------ Data lines ------
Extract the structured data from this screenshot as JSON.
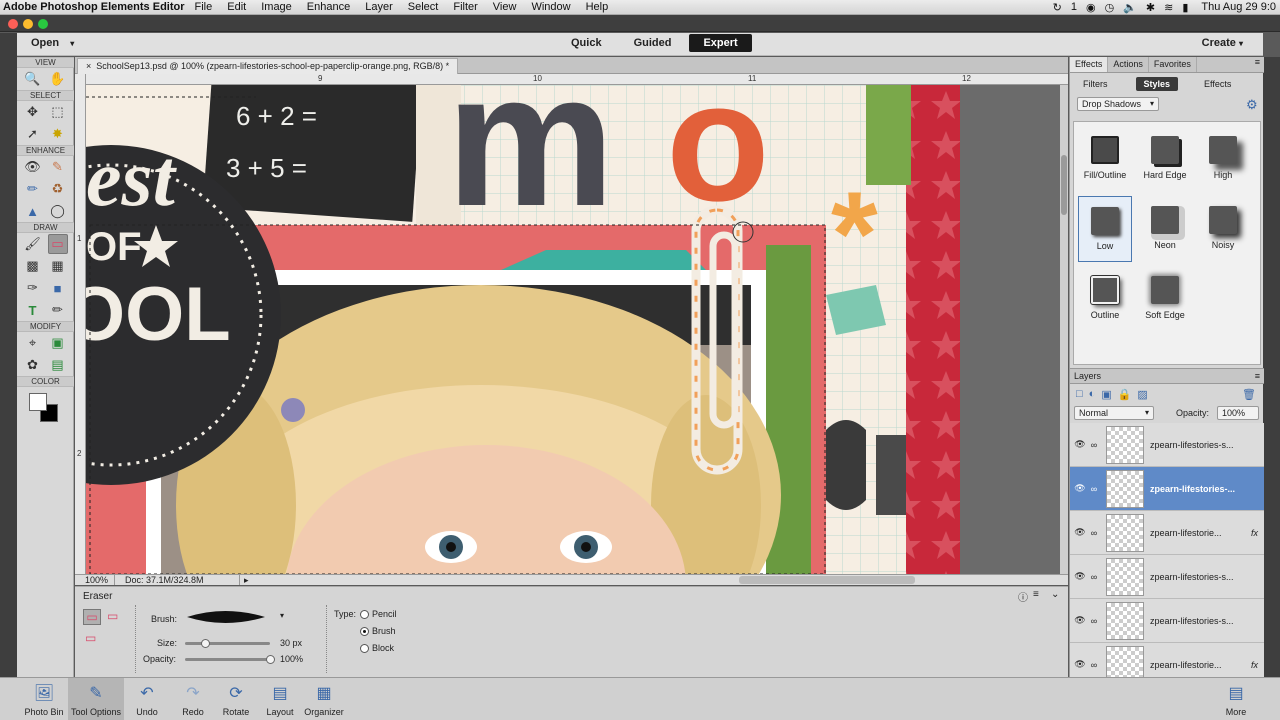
{
  "menubar": {
    "app_name": "Adobe Photoshop Elements Editor",
    "items": [
      "File",
      "Edit",
      "Image",
      "Enhance",
      "Layer",
      "Select",
      "Filter",
      "View",
      "Window",
      "Help"
    ],
    "status_badge": "1",
    "clock": "Thu Aug 29  9:0"
  },
  "modebar": {
    "open_label": "Open",
    "tabs": [
      "Quick",
      "Guided",
      "Expert"
    ],
    "active_tab": "Expert",
    "create_label": "Create"
  },
  "toolbox": {
    "sections": [
      "VIEW",
      "SELECT",
      "ENHANCE",
      "DRAW",
      "MODIFY",
      "COLOR"
    ]
  },
  "document": {
    "tab_title": "SchoolSep13.psd @ 100% (zpearn-lifestories-school-ep-paperclip-orange.png, RGB/8) *",
    "ruler_top_labels": [
      "9",
      "10",
      "11",
      "12"
    ],
    "ruler_left_labels": [
      "1",
      "2"
    ],
    "art_text": {
      "math_1": "6 + 2 =",
      "math_2": "3 + 5 =",
      "letter_m": "m",
      "letter_o": "o",
      "asterisk": "*",
      "badge_top": "est",
      "badge_mid": "OF",
      "badge_bottom": "OOL"
    }
  },
  "statusbar": {
    "zoom": "100%",
    "doc_info": "Doc: 37.1M/324.8M"
  },
  "tool_options": {
    "title": "Eraser",
    "brush_label": "Brush:",
    "size_label": "Size:",
    "size_value": "30 px",
    "size_fraction": 0.24,
    "opacity_label": "Opacity:",
    "opacity_value": "100%",
    "opacity_fraction": 1.0,
    "type_label": "Type:",
    "types": [
      "Pencil",
      "Brush",
      "Block"
    ],
    "selected_type": "Brush"
  },
  "effects_panel": {
    "tabs": [
      "Effects",
      "Actions",
      "Favorites"
    ],
    "sub_tabs": [
      "Filters",
      "Styles",
      "Effects"
    ],
    "active_sub_tab": "Styles",
    "dropdown_value": "Drop Shadows",
    "styles": [
      "Fill/Outline",
      "Hard Edge",
      "High",
      "Low",
      "Neon",
      "Noisy",
      "Outline",
      "Soft Edge"
    ],
    "selected_style": "Low"
  },
  "layers_panel": {
    "title": "Layers",
    "blend_mode": "Normal",
    "opacity_label": "Opacity:",
    "opacity_value": "100%",
    "layers": [
      {
        "name": "zpearn-lifestories-s...",
        "fx": false,
        "selected": false
      },
      {
        "name": "zpearn-lifestories-...",
        "fx": false,
        "selected": true
      },
      {
        "name": "zpearn-lifestorie...",
        "fx": true,
        "selected": false
      },
      {
        "name": "zpearn-lifestories-s...",
        "fx": false,
        "selected": false
      },
      {
        "name": "zpearn-lifestories-s...",
        "fx": false,
        "selected": false
      },
      {
        "name": "zpearn-lifestorie...",
        "fx": true,
        "selected": false
      }
    ],
    "fx_label": "fx"
  },
  "taskbar": {
    "items": [
      "Photo Bin",
      "Tool Options",
      "Undo",
      "Redo",
      "Rotate",
      "Layout",
      "Organizer"
    ],
    "more_label": "More"
  }
}
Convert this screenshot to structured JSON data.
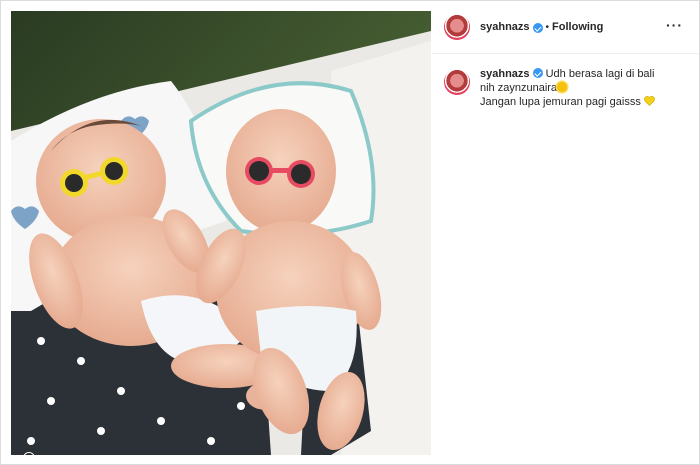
{
  "post": {
    "username": "syahnazs",
    "follow_status": "Following",
    "caption_username": "syahnazs",
    "caption_line1": "Udh berasa lagi di bali",
    "caption_line2": "nih zaynzunaira",
    "caption_line3": "Jangan lupa jemuran pagi gaisss",
    "more_label": "···"
  },
  "photo": {
    "subject": "two babies wearing sunglasses lying on white pillows",
    "sunglasses_left_color": "#f1d82a",
    "sunglasses_right_color": "#e64b61"
  },
  "icons": [
    "verified-badge-icon",
    "more-options-icon",
    "sun-emoji-icon",
    "yellow-heart-emoji-icon",
    "user-tag-icon"
  ],
  "colors": {
    "verified": "#3897f0",
    "text": "#262626",
    "divider": "#efefef"
  }
}
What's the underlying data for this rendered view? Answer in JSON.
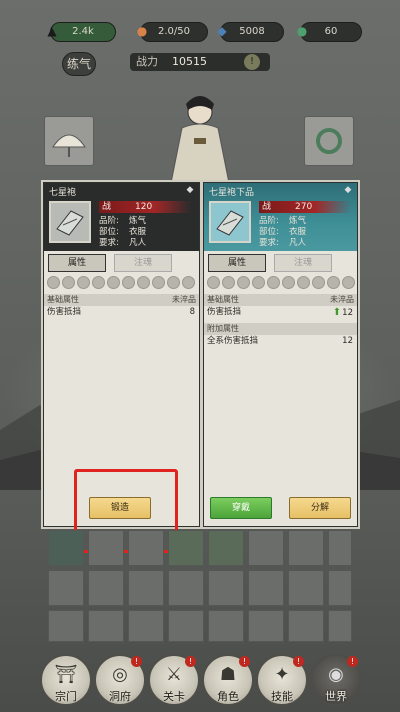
{
  "topbar": {
    "stats": [
      {
        "icon": "realm-icon",
        "value": "2.4k"
      },
      {
        "icon": "peach-icon",
        "value": "2.0/50"
      },
      {
        "icon": "gem-icon",
        "value": "5008"
      },
      {
        "icon": "jade-icon",
        "value": "60"
      }
    ]
  },
  "header": {
    "qi_label": "练气",
    "power_label": "战力",
    "power_value": "10515",
    "info_symbol": "!"
  },
  "left_panel": {
    "title": "七星袍",
    "power_label": "战",
    "power_value": "120",
    "attrs": [
      {
        "k": "品阶:",
        "v": "炼气"
      },
      {
        "k": "部位:",
        "v": "衣服"
      },
      {
        "k": "要求:",
        "v": "凡人"
      }
    ],
    "tab_active": "属性",
    "tab_inactive": "注魂",
    "section_base": "基础属性",
    "section_base_right": "未淬品",
    "rows": [
      {
        "label": "伤害抵挡",
        "value": "8"
      }
    ],
    "button_forge": "锻造"
  },
  "right_panel": {
    "title": "七星袍下品",
    "power_label": "战",
    "power_value": "270",
    "attrs": [
      {
        "k": "品阶:",
        "v": "炼气"
      },
      {
        "k": "部位:",
        "v": "衣服"
      },
      {
        "k": "要求:",
        "v": "凡人"
      }
    ],
    "tab_active": "属性",
    "tab_inactive": "注魂",
    "section_base": "基础属性",
    "section_base_right": "未淬品",
    "rows": [
      {
        "label": "伤害抵挡",
        "value": "12"
      }
    ],
    "section_extra": "附加属性",
    "extra_rows": [
      {
        "label": "全系伤害抵挡",
        "value": "12"
      }
    ],
    "button_wear": "穿戴",
    "button_decompose": "分解"
  },
  "nav": {
    "items": [
      {
        "label": "宗门",
        "icon": "pagoda-icon",
        "badge": ""
      },
      {
        "label": "洞府",
        "icon": "cave-icon",
        "badge": "!"
      },
      {
        "label": "关卡",
        "icon": "sword-icon",
        "badge": "!"
      },
      {
        "label": "角色",
        "icon": "character-icon",
        "badge": "!"
      },
      {
        "label": "技能",
        "icon": "skill-icon",
        "badge": "!"
      },
      {
        "label": "世界",
        "icon": "world-icon",
        "badge": "!"
      }
    ]
  },
  "colors": {
    "highlight": "#e0231f",
    "power_tag": "#a32626",
    "wear_button": "#4ca43a",
    "forge_button": "#e6c066",
    "right_header": "#3f8f97"
  }
}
------
▶ [Aim of the task] Pictures are excluded; output everything else in the data verbatim.

▶ [Solution]
Extract the structured data from this screenshot as JSON.
{
  "menubar": {
    "app_name": "Adobe Photoshop Elements Editor",
    "items": [
      "File",
      "Edit",
      "Image",
      "Enhance",
      "Layer",
      "Select",
      "Filter",
      "View",
      "Window",
      "Help"
    ],
    "status_badge": "1",
    "clock": "Thu Aug 29  9:0"
  },
  "modebar": {
    "open_label": "Open",
    "tabs": [
      "Quick",
      "Guided",
      "Expert"
    ],
    "active_tab": "Expert",
    "create_label": "Create"
  },
  "toolbox": {
    "sections": [
      "VIEW",
      "SELECT",
      "ENHANCE",
      "DRAW",
      "MODIFY",
      "COLOR"
    ]
  },
  "document": {
    "tab_title": "SchoolSep13.psd @ 100% (zpearn-lifestories-school-ep-paperclip-orange.png, RGB/8) *",
    "ruler_top_labels": [
      "9",
      "10",
      "11",
      "12"
    ],
    "ruler_left_labels": [
      "1",
      "2"
    ],
    "art_text": {
      "math_1": "6 + 2 =",
      "math_2": "3 + 5 =",
      "letter_m": "m",
      "letter_o": "o",
      "asterisk": "*",
      "badge_top": "est",
      "badge_mid": "OF",
      "badge_bottom": "OOL"
    }
  },
  "statusbar": {
    "zoom": "100%",
    "doc_info": "Doc: 37.1M/324.8M"
  },
  "tool_options": {
    "title": "Eraser",
    "brush_label": "Brush:",
    "size_label": "Size:",
    "size_value": "30 px",
    "size_fraction": 0.24,
    "opacity_label": "Opacity:",
    "opacity_value": "100%",
    "opacity_fraction": 1.0,
    "type_label": "Type:",
    "types": [
      "Pencil",
      "Brush",
      "Block"
    ],
    "selected_type": "Brush"
  },
  "effects_panel": {
    "tabs": [
      "Effects",
      "Actions",
      "Favorites"
    ],
    "sub_tabs": [
      "Filters",
      "Styles",
      "Effects"
    ],
    "active_sub_tab": "Styles",
    "dropdown_value": "Drop Shadows",
    "styles": [
      "Fill/Outline",
      "Hard Edge",
      "High",
      "Low",
      "Neon",
      "Noisy",
      "Outline",
      "Soft Edge"
    ],
    "selected_style": "Low"
  },
  "layers_panel": {
    "title": "Layers",
    "blend_mode": "Normal",
    "opacity_label": "Opacity:",
    "opacity_value": "100%",
    "layers": [
      {
        "name": "zpearn-lifestories-s...",
        "fx": false,
        "selected": false
      },
      {
        "name": "zpearn-lifestories-...",
        "fx": false,
        "selected": true
      },
      {
        "name": "zpearn-lifestorie...",
        "fx": true,
        "selected": false
      },
      {
        "name": "zpearn-lifestories-s...",
        "fx": false,
        "selected": false
      },
      {
        "name": "zpearn-lifestories-s...",
        "fx": false,
        "selected": false
      },
      {
        "name": "zpearn-lifestorie...",
        "fx": true,
        "selected": false
      }
    ],
    "fx_label": "fx"
  },
  "taskbar": {
    "items": [
      "Photo Bin",
      "Tool Options",
      "Undo",
      "Redo",
      "Rotate",
      "Layout",
      "Organizer"
    ],
    "more_label": "More"
  }
}
Convert this screenshot to structured JSON data.
{
  "post": {
    "username": "syahnazs",
    "follow_status": "Following",
    "caption_username": "syahnazs",
    "caption_line1": "Udh berasa lagi di bali",
    "caption_line2": "nih zaynzunaira",
    "caption_line3": "Jangan lupa jemuran pagi gaisss",
    "more_label": "···"
  },
  "photo": {
    "subject": "two babies wearing sunglasses lying on white pillows",
    "sunglasses_left_color": "#f1d82a",
    "sunglasses_right_color": "#e64b61"
  },
  "icons": [
    "verified-badge-icon",
    "more-options-icon",
    "sun-emoji-icon",
    "yellow-heart-emoji-icon",
    "user-tag-icon"
  ],
  "colors": {
    "verified": "#3897f0",
    "text": "#262626",
    "divider": "#efefef"
  }
}
What's the underlying data for this rendered view? Answer in JSON.
{
  "topbar": {
    "stats": [
      {
        "icon": "realm-icon",
        "value": "2.4k"
      },
      {
        "icon": "peach-icon",
        "value": "2.0/50"
      },
      {
        "icon": "gem-icon",
        "value": "5008"
      },
      {
        "icon": "jade-icon",
        "value": "60"
      }
    ]
  },
  "header": {
    "qi_label": "练气",
    "power_label": "战力",
    "power_value": "10515",
    "info_symbol": "!"
  },
  "left_panel": {
    "title": "七星袍",
    "power_label": "战",
    "power_value": "120",
    "attrs": [
      {
        "k": "品阶:",
        "v": "炼气"
      },
      {
        "k": "部位:",
        "v": "衣服"
      },
      {
        "k": "要求:",
        "v": "凡人"
      }
    ],
    "tab_active": "属性",
    "tab_inactive": "注魂",
    "section_base": "基础属性",
    "section_base_right": "未淬品",
    "rows": [
      {
        "label": "伤害抵挡",
        "value": "8"
      }
    ],
    "button_forge": "锻造"
  },
  "right_panel": {
    "title": "七星袍下品",
    "power_label": "战",
    "power_value": "270",
    "attrs": [
      {
        "k": "品阶:",
        "v": "炼气"
      },
      {
        "k": "部位:",
        "v": "衣服"
      },
      {
        "k": "要求:",
        "v": "凡人"
      }
    ],
    "tab_active": "属性",
    "tab_inactive": "注魂",
    "section_base": "基础属性",
    "section_base_right": "未淬品",
    "rows": [
      {
        "label": "伤害抵挡",
        "value": "12"
      }
    ],
    "section_extra": "附加属性",
    "extra_rows": [
      {
        "label": "全系伤害抵挡",
        "value": "12"
      }
    ],
    "button_wear": "穿戴",
    "button_decompose": "分解"
  },
  "nav": {
    "items": [
      {
        "label": "宗门",
        "icon": "pagoda-icon",
        "badge": ""
      },
      {
        "label": "洞府",
        "icon": "cave-icon",
        "badge": "!"
      },
      {
        "label": "关卡",
        "icon": "sword-icon",
        "badge": "!"
      },
      {
        "label": "角色",
        "icon": "character-icon",
        "badge": "!"
      },
      {
        "label": "技能",
        "icon": "skill-icon",
        "badge": "!"
      },
      {
        "label": "世界",
        "icon": "world-icon",
        "badge": "!"
      }
    ]
  },
  "colors": {
    "highlight": "#e0231f",
    "power_tag": "#a32626",
    "wear_button": "#4ca43a",
    "forge_button": "#e6c066",
    "right_header": "#3f8f97"
  }
}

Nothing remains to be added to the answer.